# [WORK REQUIRED]
Check each line of the data for "koncepcji" and select those that have it.

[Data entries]

====

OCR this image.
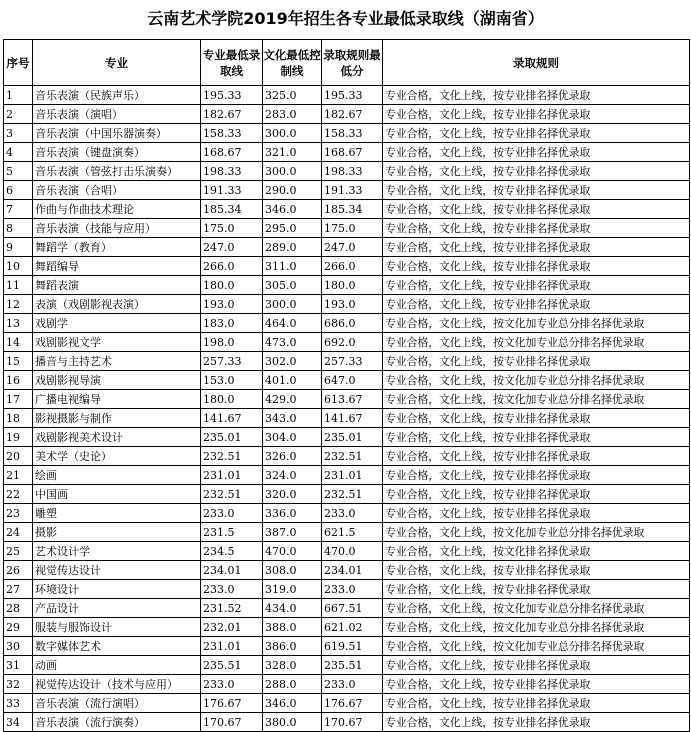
云南艺术学院2019年招生各专业最低录取线（湖南省）
序号	专业	专业最低录取线	文化最低控制线	录取规则最低分	录取规则
1	音乐表演（民族声乐）	195.33	325.0	195.33	专业合格，文化上线，按专业排名择优录取
2	音乐表演（演唱）	182.67	283.0	182.67	专业合格，文化上线，按专业排名择优录取
3	音乐表演（中国乐器演奏）	158.33	300.0	158.33	专业合格，文化上线，按专业排名择优录取
4	音乐表演（键盘演奏）	168.67	321.0	168.67	专业合格，文化上线，按专业排名择优录取
5	音乐表演（管弦打击乐演奏）	198.33	300.0	198.33	专业合格，文化上线，按专业排名择优录取
6	音乐表演（合唱）	191.33	290.0	191.33	专业合格，文化上线，按专业排名择优录取
7	作曲与作曲技术理论	185.34	346.0	185.34	专业合格，文化上线，按专业排名择优录取
8	音乐表演（技能与应用）	175.0	295.0	175.0	专业合格，文化上线，按专业排名择优录取
9	舞蹈学（教育）	247.0	289.0	247.0	专业合格，文化上线，按专业排名择优录取
10	舞蹈编导	266.0	311.0	266.0	专业合格，文化上线，按专业排名择优录取
11	舞蹈表演	180.0	305.0	180.0	专业合格，文化上线，按专业排名择优录取
12	表演（戏剧影视表演）	193.0	300.0	193.0	专业合格，文化上线，按专业排名择优录取
13	戏剧学	183.0	464.0	686.0	专业合格，文化上线，按文化加专业总分排名择优录取
14	戏剧影视文学	198.0	473.0	692.0	专业合格，文化上线，按文化加专业总分排名择优录取
15	播音与主持艺术	257.33	302.0	257.33	专业合格，文化上线，按专业排名择优录取
16	戏剧影视导演	153.0	401.0	647.0	专业合格，文化上线，按文化加专业总分排名择优录取
17	广播电视编导	180.0	429.0	613.67	专业合格，文化上线，按文化加专业总分排名择优录取
18	影视摄影与制作	141.67	343.0	141.67	专业合格，文化上线，按专业排名择优录取
19	戏剧影视美术设计	235.01	304.0	235.01	专业合格，文化上线，按专业排名择优录取
20	美术学（史论）	232.51	326.0	232.51	专业合格，文化上线，按专业排名择优录取
21	绘画	231.01	324.0	231.01	专业合格，文化上线，按专业排名择优录取
22	中国画	232.51	320.0	232.51	专业合格，文化上线，按专业排名择优录取
23	雕塑	233.0	336.0	233.0	专业合格，文化上线，按专业排名择优录取
24	摄影	231.5	387.0	621.5	专业合格，文化上线，按文化加专业总分排名择优录取
25	艺术设计学	234.5	470.0	470.0	专业合格，文化上线，按文化排名择优录取
26	视觉传达设计	234.01	308.0	234.01	专业合格，文化上线，按专业排名择优录取
27	环境设计	233.0	319.0	233.0	专业合格，文化上线，按专业排名择优录取
28	产品设计	231.52	434.0	667.51	专业合格，文化上线，按文化加专业总分排名择优录取
29	服装与服饰设计	232.01	388.0	621.02	专业合格，文化上线，按文化加专业总分排名择优录取
30	数字媒体艺术	231.01	386.0	619.51	专业合格，文化上线，按文化加专业总分排名择优录取
31	动画	235.51	328.0	235.51	专业合格，文化上线，按专业排名择优录取
32	视觉传达设计（技术与应用）	233.0	288.0	233.0	专业合格，文化上线，按专业排名择优录取
33	音乐表演（流行演唱）	176.67	346.0	176.67	专业合格，文化上线，按专业排名择优录取
34	音乐表演（流行演奏）	170.67	380.0	170.67	专业合格，文化上线，按专业排名择优录取
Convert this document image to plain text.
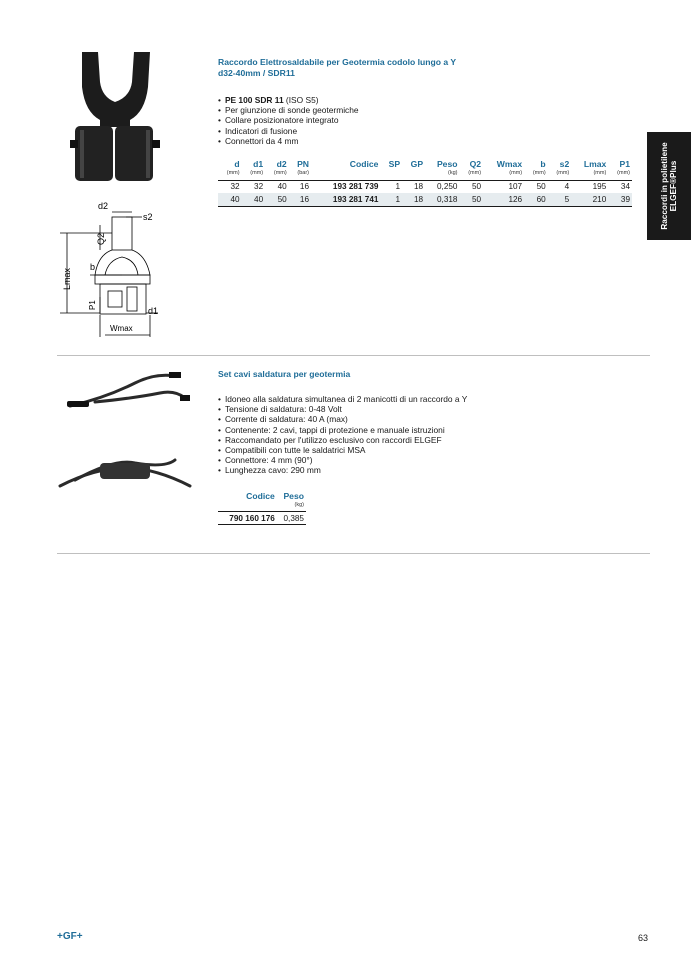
Raccordi in polietilene
ELGEF®Plus
d2
s2
Q2
b
Lmax
P1
d1
Wmax
Raccordo Elettrosaldabile per Geotermia codolo lungo a Y
d32-40mm / SDR11
• PE 100 SDR 11 (ISO S5)
• Per giunzione di sonde geotermiche
• Collare posizionatore integrato
• Indicatori di fusione
• Connettori da 4 mm
d	d1	d2	PN	Codice	SP	GP	Peso	Q2	Wmax	b	s2	Lmax	P1
(mm)	(mm)	(mm)	(bar)				(kg)	(mm)	(mm)	(mm)	(mm)	(mm)	(mm)
32	32	40	16	193 281 739	1	18	0,250	50	107	50	4	195	34
40	40	50	16	193 281 741	1	18	0,318	50	126	60	5	210	39
Set cavi saldatura per geotermia
• Idoneo alla saldatura simultanea di 2 manicotti di un raccordo a Y
• Tensione di saldatura: 0-48 Volt
• Corrente di saldatura: 40 A (max)
• Contenente: 2 cavi, tappi di protezione e manuale istruzioni
• Raccomandato per l'utilizzo esclusivo con raccordi ELGEF
• Compatibili con tutte le saldatrici MSA
• Connettore: 4 mm (90°)
• Lunghezza cavo: 290 mm
Codice	Peso
	(kg)
790 160 176	0,385
+GF+	63
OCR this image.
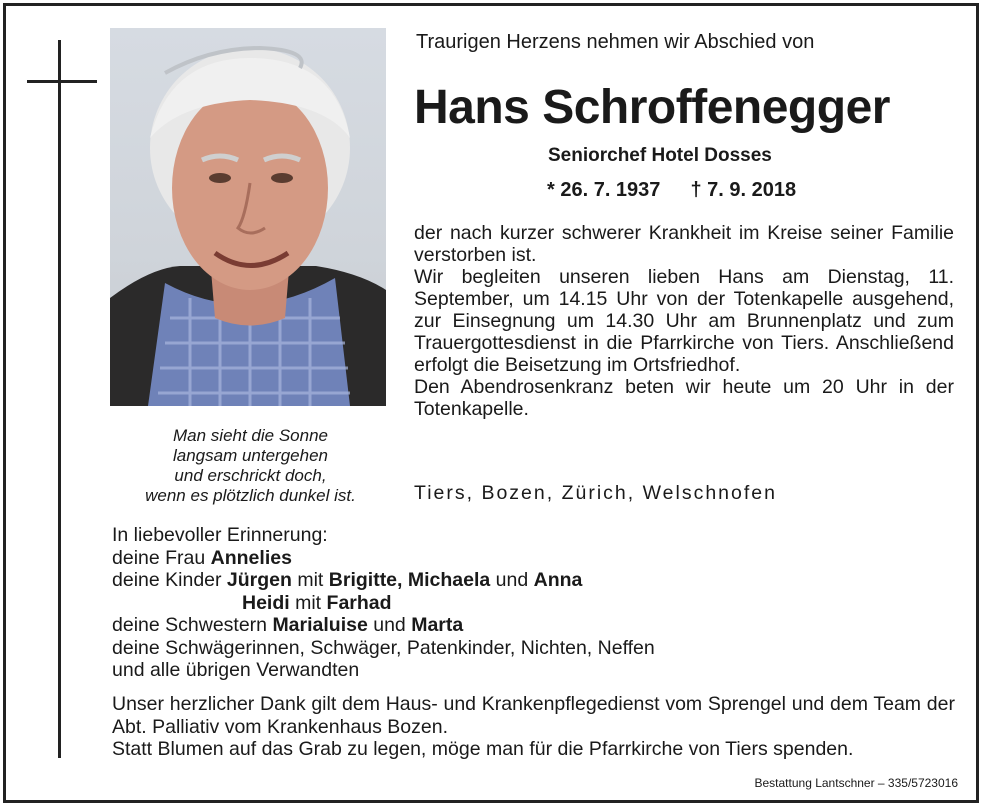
Man sieht die Sonne
langsam untergehen
und erschrickt doch,
wenn es plötzlich dunkel ist.
Traurigen Herzens nehmen wir Abschied von
Hans Schroffenegger
Seniorchef Hotel Dosses
* 26. 7. 1937 † 7. 9. 2018

der nach kurzer schwerer Krankheit im Kreise seiner Familie verstorben ist.

Wir begleiten unseren lieben Hans am Dienstag, 11. September, um 14.15 Uhr von der Totenkapelle ausgehend, zur Einsegnung um 14.30 Uhr am Brunnenplatz und zum Trauergottesdienst in die Pfarrkirche von Tiers. Anschließend erfolgt die Beisetzung im Ortsfriedhof.

Den Abendrosenkranz beten wir heute um 20 Uhr in der Totenkapelle.

Tiers, Bozen, Zürich, Welschnofen
In liebevoller Erinnerung:
deine Frau Annelies
deine Kinder Jürgen mit Brigitte, Michaela und Anna
Heidi mit Farhad
deine Schwestern Marialuise und Marta
deine Schwägerinnen, Schwäger, Patenkinder, Nichten, Neffen
und alle übrigen Verwandten

Unser herzlicher Dank gilt dem Haus- und Krankenpflegedienst vom Sprengel und dem Team der Abt. Palliativ vom Krankenhaus Bozen.

Statt Blumen auf das Grab zu legen, möge man für die Pfarrkirche von Tiers spenden.

Bestattung Lantschner – 335/5723016
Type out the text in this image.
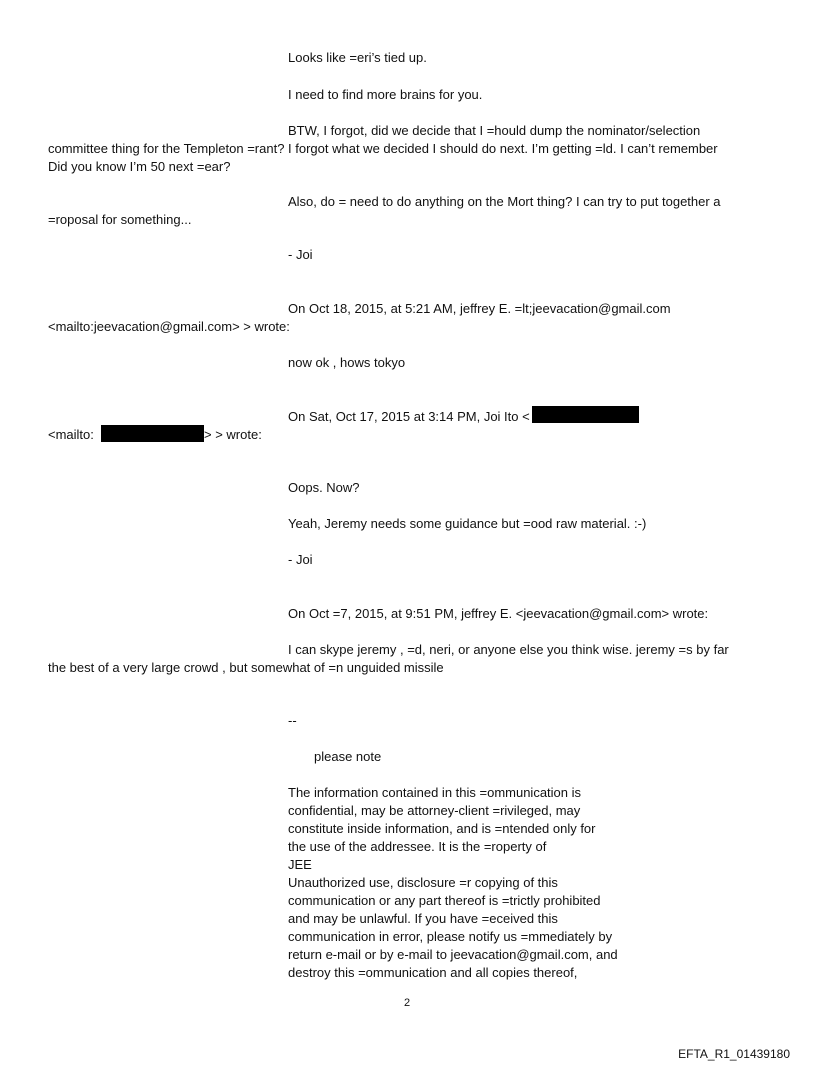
Looks like =eri’s tied up.
I need to find more brains for you.
BTW, I forgot, did we decide that I =hould dump the nominator/selection
committee thing for the Templeton =rant? I forgot what we decided I should do next. I’m getting =ld. I can’t remember
Did you know I’m 50 next =ear?
Also, do = need to do anything on the Mort thing? I can try to put together a
=roposal for something...
- Joi
On Oct 18, 2015, at 5:21 AM, jeffrey E. =lt;jeevacation@gmail.com
<mailto:jeevacation@gmail.com> > wrote:
now ok , hows tokyo
On Sat, Oct 17, 2015 at 3:14 PM, Joi Ito <
<mailto:	> > wrote:
Oops. Now?
Yeah, Jeremy needs some guidance but =ood raw material. :-)
- Joi
On Oct =7, 2015, at 9:51 PM, jeffrey E. <jeevacation@gmail.com> wrote:
I can skype jeremy , =d, neri, or anyone else you think wise. jeremy =s by far
the best of a very large crowd , but somewhat of =n unguided missile
--
please note
The information contained in this =ommunication is
confidential, may be attorney-client =rivileged, may
constitute inside information, and is =ntended only for
the use of the addressee. It is the =roperty of
JEE
Unauthorized use, disclosure =r copying of this
communication or any part thereof is =trictly prohibited
and may be unlawful. If you have =eceived this
communication in error, please notify us =mmediately by
return e-mail or by e-mail to jeevacation@gmail.com, and
destroy this =ommunication and all copies thereof,
2
EFTA_R1_01439180
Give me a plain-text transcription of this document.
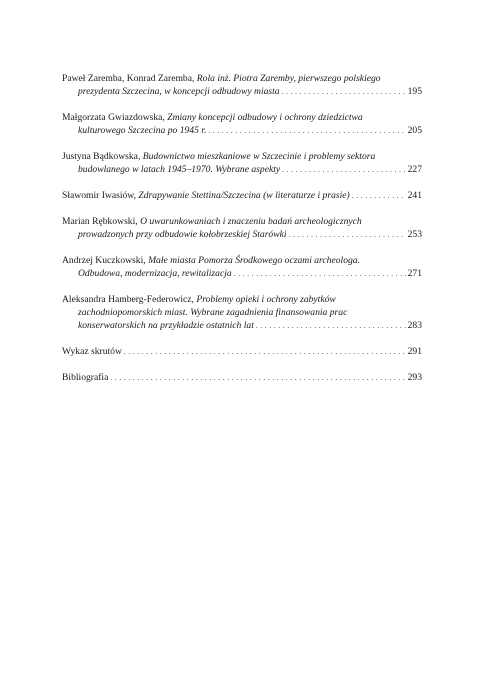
Paweł Zaremba, Konrad Zaremba, Rola inż. Piotra Zaremby, pierwszego polskiego
prezydenta Szczecina, w koncepcji odbudowy miasta . . .	195
Małgorzata Gwiazdowska, Zmiany koncepcji odbudowy i ochrony dziedzictwa
kulturowego Szczecina po 1945 r. . . .	205
Justyna Bądkowska, Budownictwo mieszkaniowe w Szczecinie i problemy sektora
budowlanego w latach 1945–1970. Wybrane aspekty . . .	227
Sławomir Iwasiów, Zdrapywanie Stettina/Szczecina (w literaturze i prasie) . . .	241
Marian Rębkowski, O uwarunkowaniach i znaczeniu badań archeologicznych
prowadzonych przy odbudowie kołobrzeskiej Starówki . . .	253
Andrzej Kuczkowski, Małe miasta Pomorza Środkowego oczami archeologa.
Odbudowa, modernizacja, rewitalizacja . . .	271
Aleksandra Hamberg-Federowicz, Problemy opieki i ochrony zabytków
zachodniopomorskich miast. Wybrane zagadnienia finansowania prac
konserwatorskich na przykładzie ostatnich lat . . .	283
Wykaz skrutów . . .	291
Bibliografia . . .	293
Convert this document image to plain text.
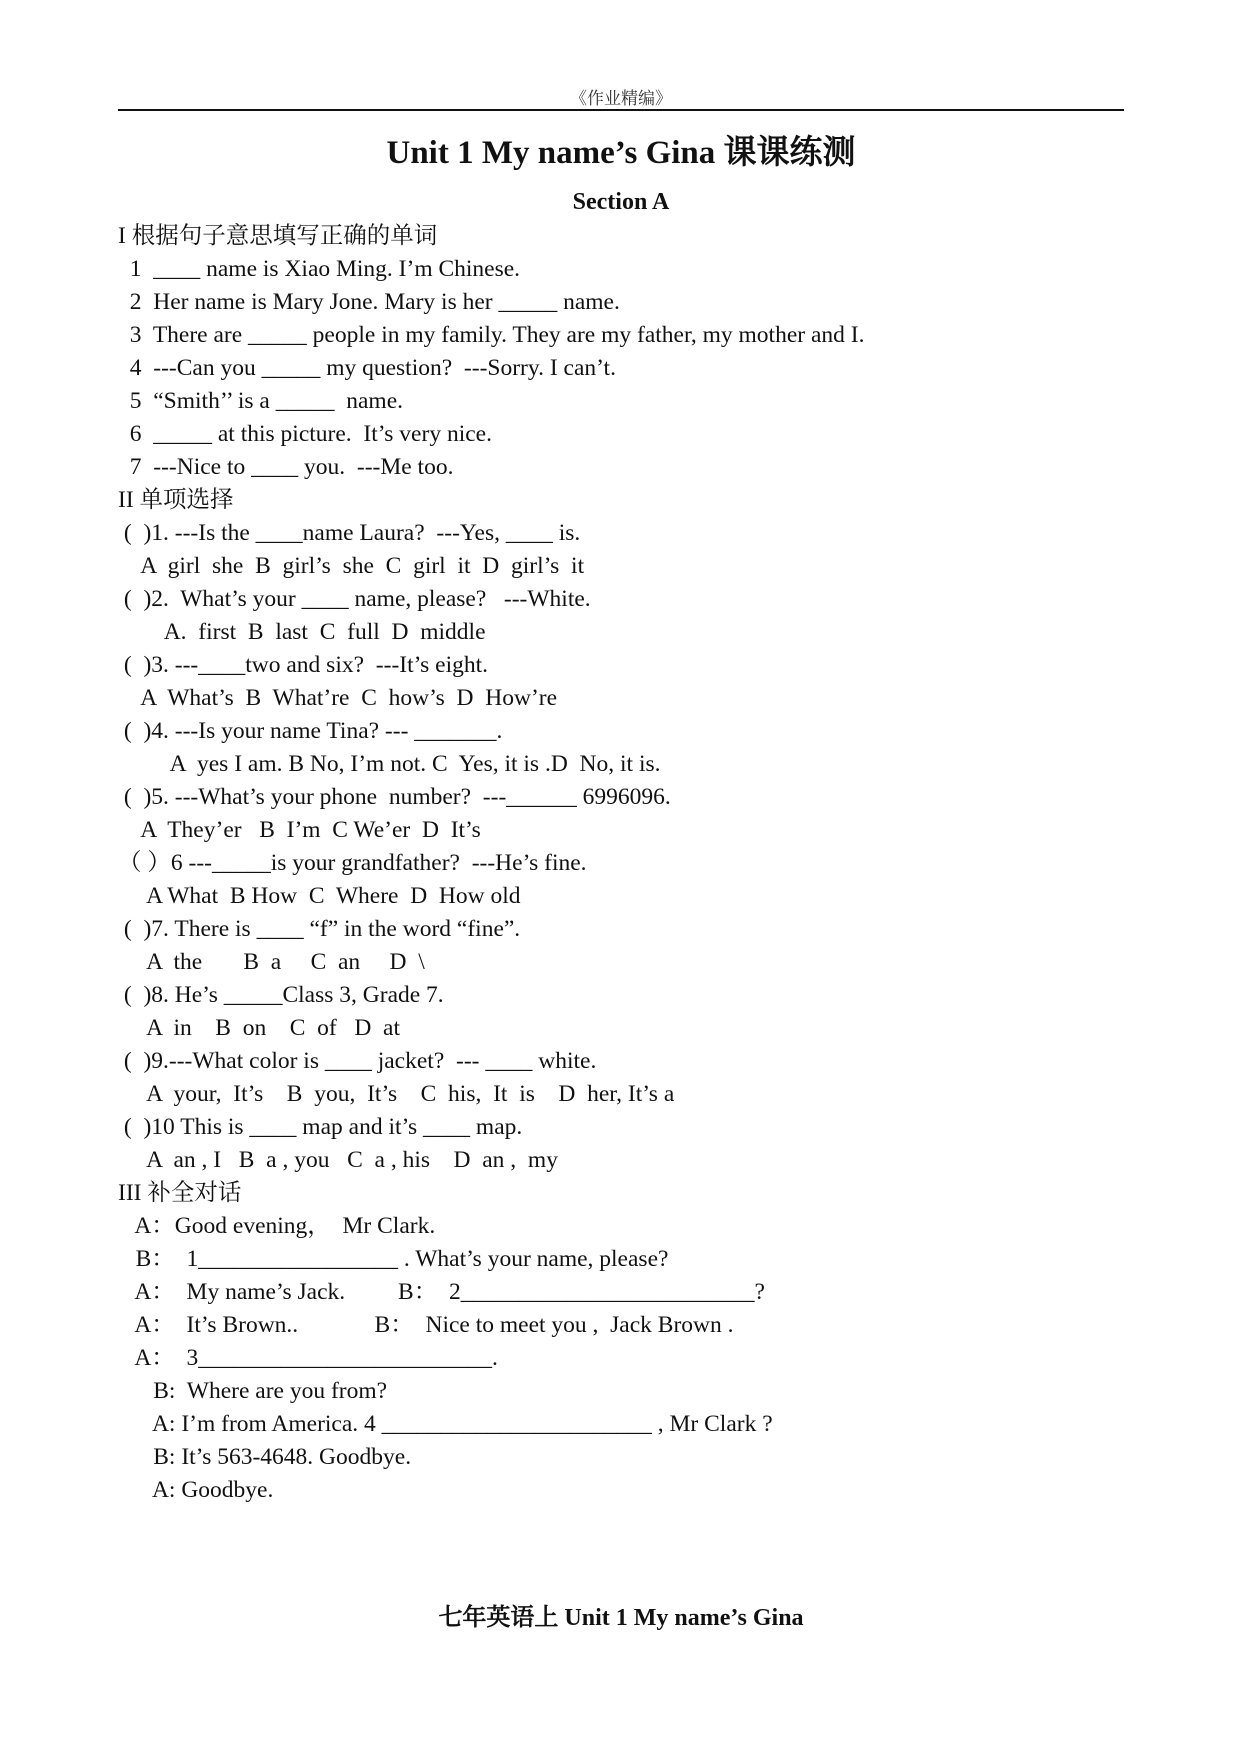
《作业精编》
Unit 1 My name’s Gina 课课练测
Section A
I 根据句子意思填写正确的单词
1  ____ name is Xiao Ming. I’m Chinese.
2  Her name is Mary Jone. Mary is her _____ name.
3  There are _____ people in my family. They are my father, my mother and I.
4  ---Can you _____ my question?  ---Sorry. I can’t.
5  “Smith’’ is a _____  name.
6  _____ at this picture.  It’s very nice.
7  ---Nice to ____ you.  ---Me too.
II 单项选择
(  )1. ---Is the ____name Laura?  ---Yes, ____ is.
A  girl  she  B  girl’s  she  C  girl  it  D  girl’s  it
(  )2.  What’s your ____ name, please?   ---White.
A.  first  B  last  C  full  D  middle
(  )3. ---____two and six?  ---It’s eight.
A  What’s  B  What’re  C  how’s  D  How’re
(  )4. ---Is your name Tina? --- _______.
A  yes I am. B No, I’m not. C  Yes, it is .D  No, it is.
(  )5. ---What’s your phone  number?  ---______ 6996096.
A  They’er   B  I’m  C We’er  D  It’s
（ ）6 ---_____is your grandfather?  ---He’s fine.
A What  B How  C  Where  D  How old
(  )7. There is ____ “f” in the word “fine”.
A  the       B  a     C  an     D  \
(  )8. He’s _____Class 3, Grade 7.
A  in    B  on    C  of   D  at
(  )9.---What color is ____ jacket?  --- ____ white.
A  your,  It’s    B  you,  It’s    C  his,  It  is    D  her, It’s a
(  )10 This is ____ map and it’s ____ map.
A  an , I   B  a , you   C  a , his    D  an ,  my
III 补全对话
A：Good evening，  Mr Clark.
B：  1_________________ . What’s your name, please?
A：  My name’s Jack.         B：  2_________________________?
A：  It’s Brown..             B：  Nice to meet you ,  Jack Brown .
A：  3_________________________.
B:  Where are you from?
A: I’m from America. 4 _______________________ , Mr Clark ?
B: It’s 563-4648. Goodbye.
A: Goodbye.
七年英语上 Unit 1 My name’s Gina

====

# [SOLUTION TO THIS TASK]
prezydenta Szczecina, w koncepcji odbudowy miasta . . .	195
Małgorzata Gwiazdowska, Zmiany koncepcji odbudowy i ochrony dziedzictwa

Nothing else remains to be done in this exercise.